START

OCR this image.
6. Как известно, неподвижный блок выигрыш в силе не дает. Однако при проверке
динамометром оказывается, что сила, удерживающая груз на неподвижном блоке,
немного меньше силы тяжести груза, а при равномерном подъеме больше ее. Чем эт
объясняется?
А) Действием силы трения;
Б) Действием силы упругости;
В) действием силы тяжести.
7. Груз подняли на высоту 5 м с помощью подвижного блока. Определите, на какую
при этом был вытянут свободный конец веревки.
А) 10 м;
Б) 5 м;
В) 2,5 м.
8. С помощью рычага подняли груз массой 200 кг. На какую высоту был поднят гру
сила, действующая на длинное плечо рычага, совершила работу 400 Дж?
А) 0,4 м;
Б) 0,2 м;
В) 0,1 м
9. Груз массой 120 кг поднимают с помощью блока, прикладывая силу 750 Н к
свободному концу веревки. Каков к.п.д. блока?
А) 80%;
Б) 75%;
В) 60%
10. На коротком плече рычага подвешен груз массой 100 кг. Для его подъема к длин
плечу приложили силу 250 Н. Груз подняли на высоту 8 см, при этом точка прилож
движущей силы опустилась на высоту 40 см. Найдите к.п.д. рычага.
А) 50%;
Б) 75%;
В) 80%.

END

Go through the material line by line. Show each line that contains the string "этом".

**Result for this exercise:**
при этом был вытянут свободный конец веревки.
плечу приложили силу 250 Н. Груз подняли на высоту 8 см, при этом точка прилож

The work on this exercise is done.